[Saved entries]
_ _ _

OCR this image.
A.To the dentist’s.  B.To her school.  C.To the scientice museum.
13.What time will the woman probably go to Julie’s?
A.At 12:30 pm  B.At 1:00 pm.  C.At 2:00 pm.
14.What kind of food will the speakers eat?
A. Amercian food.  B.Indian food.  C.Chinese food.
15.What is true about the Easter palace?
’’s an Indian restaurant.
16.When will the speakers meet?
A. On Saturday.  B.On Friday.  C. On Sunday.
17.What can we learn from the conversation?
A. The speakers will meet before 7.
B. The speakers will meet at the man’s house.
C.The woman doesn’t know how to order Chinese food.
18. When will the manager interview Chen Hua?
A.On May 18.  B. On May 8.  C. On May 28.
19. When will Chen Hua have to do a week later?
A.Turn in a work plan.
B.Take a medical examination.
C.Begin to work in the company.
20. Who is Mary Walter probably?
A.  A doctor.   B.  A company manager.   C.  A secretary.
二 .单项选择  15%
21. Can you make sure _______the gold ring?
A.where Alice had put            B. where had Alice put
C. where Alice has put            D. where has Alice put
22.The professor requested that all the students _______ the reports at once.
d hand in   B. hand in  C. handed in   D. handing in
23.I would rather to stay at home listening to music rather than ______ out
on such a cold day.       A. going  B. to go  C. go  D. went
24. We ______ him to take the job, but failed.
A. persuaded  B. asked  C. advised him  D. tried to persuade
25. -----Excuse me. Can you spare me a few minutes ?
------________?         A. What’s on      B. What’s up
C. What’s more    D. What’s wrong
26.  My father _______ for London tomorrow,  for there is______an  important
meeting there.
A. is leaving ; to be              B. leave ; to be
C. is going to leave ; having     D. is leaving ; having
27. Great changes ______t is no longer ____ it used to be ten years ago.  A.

_ _ _

*Work required*.
Make an exact copy of the material above.

*Completed exercise*.
OCR this image.
A.To the dentist’s.  B.To her school.  C.To the scientice museum.
13.What time will the woman probably go to Julie’s?
A.At 12:30 pm  B.At 1:00 pm.  C.At 2:00 pm.
14.What kind of food will the speakers eat?
A. Amercian food.  B.Indian food.  C.Chinese food.
15.What is true about the Easter palace?
’’s an Indian restaurant.
16.When will the speakers meet?
A. On Saturday.  B.On Friday.  C. On Sunday.
17.What can we learn from the conversation?
A. The speakers will meet before 7.
B. The speakers will meet at the man’s house.
C.The woman doesn’t know how to order Chinese food.
18. When will the manager interview Chen Hua?
A.On May 18.  B. On May 8.  C. On May 28.
19. When will Chen Hua have to do a week later?
A.Turn in a work plan.
B.Take a medical examination.
C.Begin to work in the company.
20. Who is Mary Walter probably?
A.  A doctor.   B.  A company manager.   C.  A secretary.
二 .单项选择  15%
21. Can you make sure _______the gold ring?
A.where Alice had put            B. where had Alice put
C. where Alice has put            D. where has Alice put
22.The professor requested that all the students _______ the reports at once.
d hand in   B. hand in  C. handed in   D. handing in
23.I would rather to stay at home listening to music rather than ______ out
on such a cold day.       A. going  B. to go  C. go  D. went
24. We ______ him to take the job, but failed.
A. persuaded  B. asked  C. advised him  D. tried to persuade
25. -----Excuse me. Can you spare me a few minutes ?
------________?         A. What’s on      B. What’s up
C. What’s more    D. What’s wrong
26.  My father _______ for London tomorrow,  for there is______an  important
meeting there.
A. is leaving ; to be              B. leave ; to be
C. is going to leave ; having     D. is leaving ; having
27. Great changes ______t is no longer ____ it used to be ten years ago.  A.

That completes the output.